● **EXERCISE**
Output every entry exactly as written, skipping any pictures.

● **AVAILABLE RECORDS**
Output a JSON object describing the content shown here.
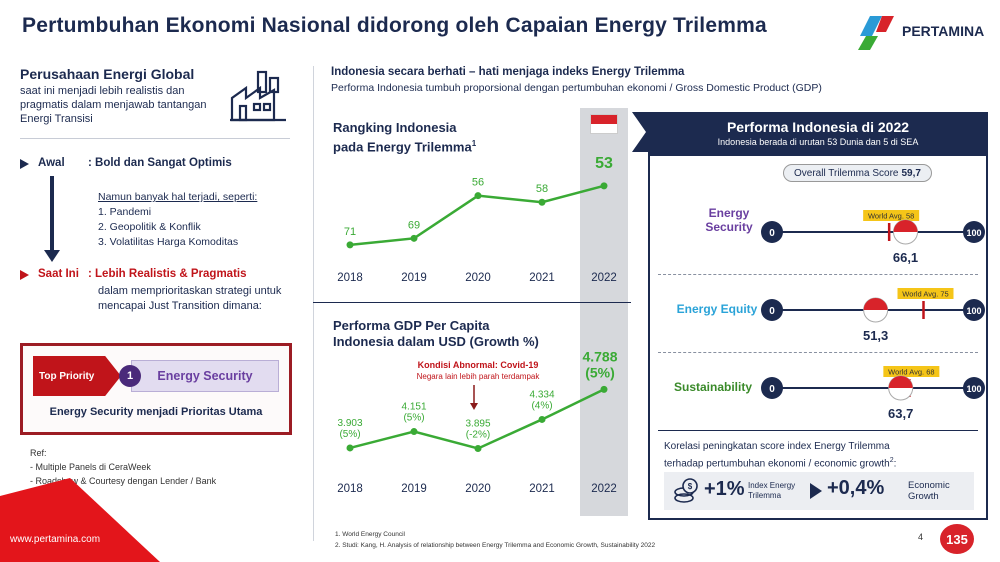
{
  "header": {
    "title": "Pertumbuhan Ekonomi Nasional didorong oleh Capaian Energy Trilemma",
    "logo_text": "PERTAMINA"
  },
  "left": {
    "title": "Perusahaan Energi Global",
    "desc": "saat ini menjadi lebih realistis dan pragmatis dalam menjawab tantangan Energi Transisi",
    "awal_label": "Awal",
    "awal_text": ": Bold dan Sangat Optimis",
    "note_lead": "Namun banyak hal terjadi, seperti:",
    "note_items": [
      "1.  Pandemi",
      "2.  Geopolitik & Konflik",
      "3.  Volatilitas  Harga Komoditas"
    ],
    "saat_label": "Saat Ini",
    "saat_text": ": Lebih Realistis & Pragmatis",
    "saat_desc": "dalam memprioritaskan strategi untuk mencapai Just Transition dimana:",
    "top_priority": "Top Priority",
    "priority_num": "1",
    "priority_item": "Energy Security",
    "priority_caption": "Energy Security menjadi Prioritas Utama",
    "ref_title": "Ref:",
    "ref_items": [
      "-   Multiple Panels di CeraWeek",
      "-   Roadshow & Courtesy dengan Lender / Bank"
    ],
    "website": "www.pertamina.com"
  },
  "center": {
    "headline": "Indonesia secara berhati – hati menjaga indeks Energy Trilemma",
    "subline": "Performa Indonesia tumbuh proporsional dengan pertumbuhan ekonomi / Gross Domestic Product (GDP)",
    "chart1_title_l1": "Rangking Indonesia",
    "chart1_title_l2": "pada Energy  Trilemma",
    "chart1_title_sup": "1",
    "chart2_title_l1": "Performa GDP Per Capita",
    "chart2_title_l2": "Indonesia  dalam USD (Growth %)",
    "covid_title": "Kondisi Abnormal: Covid-19",
    "covid_sub": "Negara lain lebih parah terdampak"
  },
  "chart_data": [
    {
      "type": "line",
      "title": "Rangking Indonesia pada Energy Trilemma",
      "x": [
        "2018",
        "2019",
        "2020",
        "2021",
        "2022"
      ],
      "values": [
        71,
        69,
        56,
        58,
        53
      ],
      "labels": [
        "71",
        "69",
        "56",
        "58",
        "53"
      ],
      "color": "#3aaa35",
      "highlight_color": "#3aaa35"
    },
    {
      "type": "line",
      "title": "Performa GDP Per Capita Indonesia dalam USD (Growth %)",
      "x": [
        "2018",
        "2019",
        "2020",
        "2021",
        "2022"
      ],
      "values": [
        3903,
        4151,
        3895,
        4334,
        4788
      ],
      "labels": [
        "3.903",
        "4.151",
        "3.895",
        "4.334",
        "4.788"
      ],
      "growth": [
        "(5%)",
        "(5%)",
        "(-2%)",
        "(4%)",
        "(5%)"
      ],
      "color": "#3aaa35"
    }
  ],
  "panel": {
    "title": "Performa Indonesia di 2022",
    "subtitle": "Indonesia  berada di urutan 53 Dunia dan 5 di SEA",
    "overall_label": "Overall  Trilemma  Score",
    "overall_value": "59,7",
    "scale_min": "0",
    "scale_max": "100",
    "world_avg_prefix": "World Avg.",
    "metrics": [
      {
        "label_l1": "Energy",
        "label_l2": "Security",
        "score": 66.1,
        "score_text": "66,1",
        "world_avg": 58,
        "world_avg_text": "World Avg. 58",
        "color": "#6a3fa0"
      },
      {
        "label_l1": "Energy Equity",
        "label_l2": "",
        "score": 51.3,
        "score_text": "51,3",
        "world_avg": 75,
        "world_avg_text": "World Avg. 75",
        "color": "#2aa3d8"
      },
      {
        "label_l1": "Sustainability",
        "label_l2": "",
        "score": 63.7,
        "score_text": "63,7",
        "world_avg": 68,
        "world_avg_text": "World Avg. 68",
        "color": "#3a8a2a"
      }
    ],
    "korelasi_l1": "Korelasi  peningkatan score index Energy Trilemma",
    "korelasi_l2": "terhadap  pertumbuhan ekonomi  / economic growth",
    "korelasi_sup": "2",
    "g1": "+1%",
    "g1_sub_l1": "Index Energy",
    "g1_sub_l2": "Trilemma",
    "g2": "+0,4%",
    "g2_sub_l1": "Economic",
    "g2_sub_l2": "Growth"
  },
  "footer": {
    "fn1": "1.      World  Energy  Council",
    "fn2": "2.      Studi: Kang, H. Analysis of relationship  between  Energy Trilemma  and Economic Growth, Sustainability  2022",
    "page": "4",
    "badge": "135"
  },
  "colors": {
    "navy": "#1c2a4f",
    "red": "#c0141a",
    "green": "#3aaa35",
    "purple": "#6a3fa0"
  }
}
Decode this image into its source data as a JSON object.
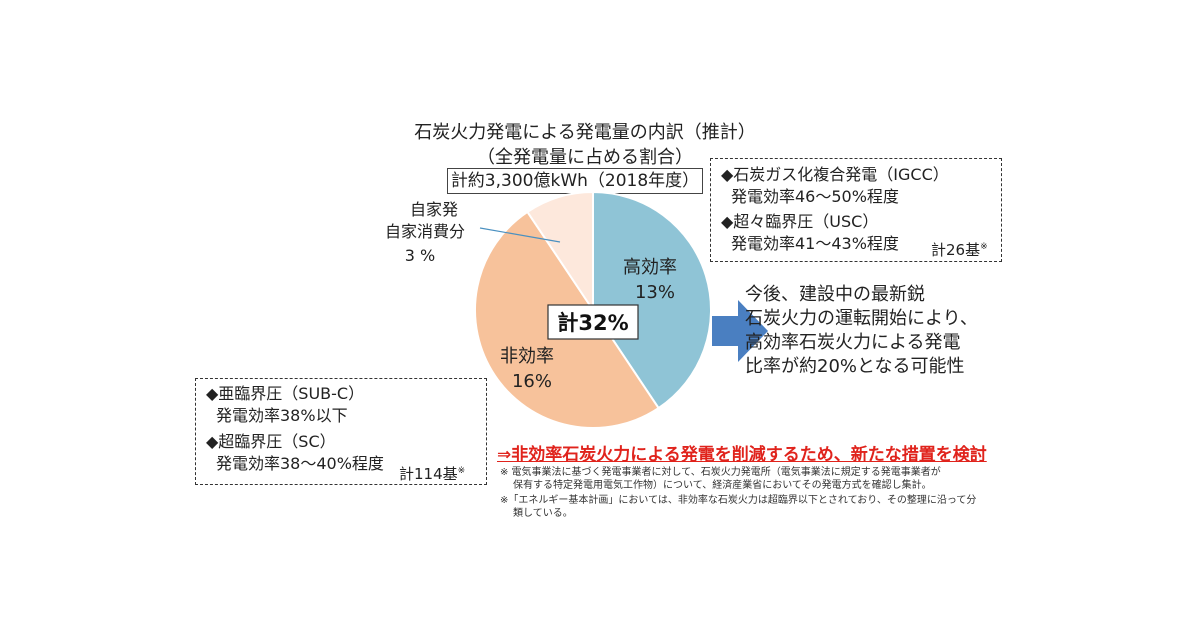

● **FINISHED ANSWER**
Output a JSON object describing the content shown here.
{
  "header": {
    "title": "Pertumbuhan Ekonomi Nasional didorong oleh Capaian Energy Trilemma",
    "logo_text": "PERTAMINA"
  },
  "left": {
    "title": "Perusahaan Energi Global",
    "desc": "saat ini menjadi lebih realistis dan pragmatis dalam menjawab tantangan Energi Transisi",
    "awal_label": "Awal",
    "awal_text": ": Bold dan Sangat Optimis",
    "note_lead": "Namun banyak hal terjadi, seperti:",
    "note_items": [
      "1.  Pandemi",
      "2.  Geopolitik & Konflik",
      "3.  Volatilitas  Harga Komoditas"
    ],
    "saat_label": "Saat Ini",
    "saat_text": ": Lebih Realistis & Pragmatis",
    "saat_desc": "dalam memprioritaskan strategi untuk mencapai Just Transition dimana:",
    "top_priority": "Top Priority",
    "priority_num": "1",
    "priority_item": "Energy Security",
    "priority_caption": "Energy Security menjadi Prioritas Utama",
    "ref_title": "Ref:",
    "ref_items": [
      "-   Multiple Panels di CeraWeek",
      "-   Roadshow & Courtesy dengan Lender / Bank"
    ],
    "website": "www.pertamina.com"
  },
  "center": {
    "headline": "Indonesia secara berhati – hati menjaga indeks Energy Trilemma",
    "subline": "Performa Indonesia tumbuh proporsional dengan pertumbuhan ekonomi / Gross Domestic Product (GDP)",
    "chart1_title_l1": "Rangking Indonesia",
    "chart1_title_l2": "pada Energy  Trilemma",
    "chart1_title_sup": "1",
    "chart2_title_l1": "Performa GDP Per Capita",
    "chart2_title_l2": "Indonesia  dalam USD (Growth %)",
    "covid_title": "Kondisi Abnormal: Covid-19",
    "covid_sub": "Negara lain lebih parah terdampak"
  },
  "chart_data": [
    {
      "type": "line",
      "title": "Rangking Indonesia pada Energy Trilemma",
      "x": [
        "2018",
        "2019",
        "2020",
        "2021",
        "2022"
      ],
      "values": [
        71,
        69,
        56,
        58,
        53
      ],
      "labels": [
        "71",
        "69",
        "56",
        "58",
        "53"
      ],
      "color": "#3aaa35",
      "highlight_color": "#3aaa35"
    },
    {
      "type": "line",
      "title": "Performa GDP Per Capita Indonesia dalam USD (Growth %)",
      "x": [
        "2018",
        "2019",
        "2020",
        "2021",
        "2022"
      ],
      "values": [
        3903,
        4151,
        3895,
        4334,
        4788
      ],
      "labels": [
        "3.903",
        "4.151",
        "3.895",
        "4.334",
        "4.788"
      ],
      "growth": [
        "(5%)",
        "(5%)",
        "(-2%)",
        "(4%)",
        "(5%)"
      ],
      "color": "#3aaa35"
    }
  ],
  "panel": {
    "title": "Performa Indonesia di 2022",
    "subtitle": "Indonesia  berada di urutan 53 Dunia dan 5 di SEA",
    "overall_label": "Overall  Trilemma  Score",
    "overall_value": "59,7",
    "scale_min": "0",
    "scale_max": "100",
    "world_avg_prefix": "World Avg.",
    "metrics": [
      {
        "label_l1": "Energy",
        "label_l2": "Security",
        "score": 66.1,
        "score_text": "66,1",
        "world_avg": 58,
        "world_avg_text": "World Avg. 58",
        "color": "#6a3fa0"
      },
      {
        "label_l1": "Energy Equity",
        "label_l2": "",
        "score": 51.3,
        "score_text": "51,3",
        "world_avg": 75,
        "world_avg_text": "World Avg. 75",
        "color": "#2aa3d8"
      },
      {
        "label_l1": "Sustainability",
        "label_l2": "",
        "score": 63.7,
        "score_text": "63,7",
        "world_avg": 68,
        "world_avg_text": "World Avg. 68",
        "color": "#3a8a2a"
      }
    ],
    "korelasi_l1": "Korelasi  peningkatan score index Energy Trilemma",
    "korelasi_l2": "terhadap  pertumbuhan ekonomi  / economic growth",
    "korelasi_sup": "2",
    "g1": "+1%",
    "g1_sub_l1": "Index Energy",
    "g1_sub_l2": "Trilemma",
    "g2": "+0,4%",
    "g2_sub_l1": "Economic",
    "g2_sub_l2": "Growth"
  },
  "footer": {
    "fn1": "1.      World  Energy  Council",
    "fn2": "2.      Studi: Kang, H. Analysis of relationship  between  Energy Trilemma  and Economic Growth, Sustainability  2022",
    "page": "4",
    "badge": "135"
  },
  "colors": {
    "navy": "#1c2a4f",
    "red": "#c0141a",
    "green": "#3aaa35",
    "purple": "#6a3fa0"
  }
}
Decode this image into its source data as a JSON object.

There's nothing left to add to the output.